**PROBLEM TO SOLVE:** Review the material and extract every line in which the word "всасывания" occurs.

**RECORDS FOR PROCESSING:**
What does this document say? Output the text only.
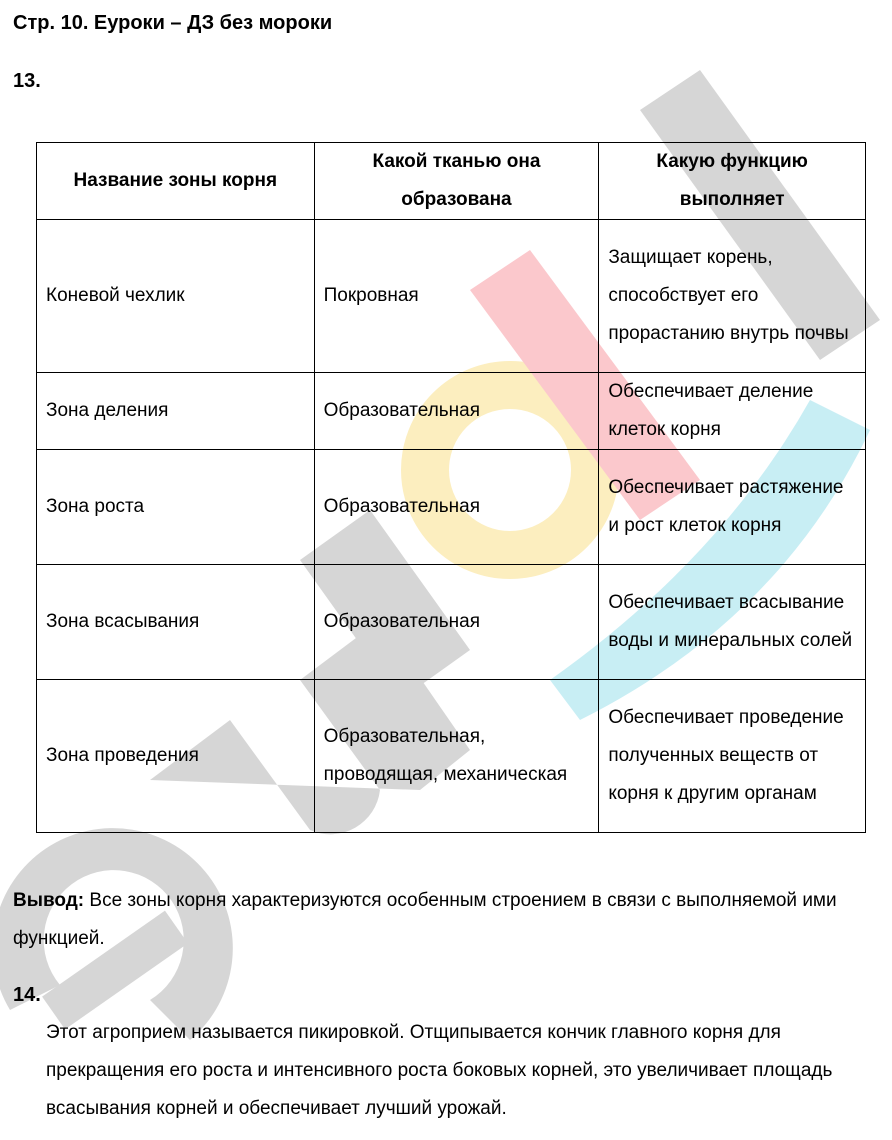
Стр. 10. Еуроки – ДЗ без мороки
13.
Название зоны корня	Какой тканью она образована	Какую функцию выполняет
Коневой чехлик	Покровная	Защищает корень, способствует его прорастанию внутрь почвы
Зона деления	Образовательная	Обеспечивает деление клеток корня
Зона роста	Образовательная	Обеспечивает растяжение и рост клеток корня
Зона всасывания	Образовательная	Обеспечивает всасывание воды и минеральных солей
Зона проведения	Образовательная, проводящая, механическая	Обеспечивает проведение полученных веществ от корня к другим органам
Вывод: Все зоны корня характеризуются особенным строением в связи с выполняемой ими функцией.
14.
Этот агроприем называется пикировкой. Отщипывается кончик главного корня для прекращения его роста и интенсивного роста боковых корней, это увеличивает площадь всасывания корней и обеспечивает лучший урожай.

**REPLY:**
Зона всасывания	Образовательная	Обеспечивает всасывание воды и минеральных солей
Этот агроприем называется пикировкой. Отщипывается кончик главного корня для прекращения его роста и интенсивного роста боковых корней, это увеличивает площадь всасывания корней и обеспечивает лучший урожай.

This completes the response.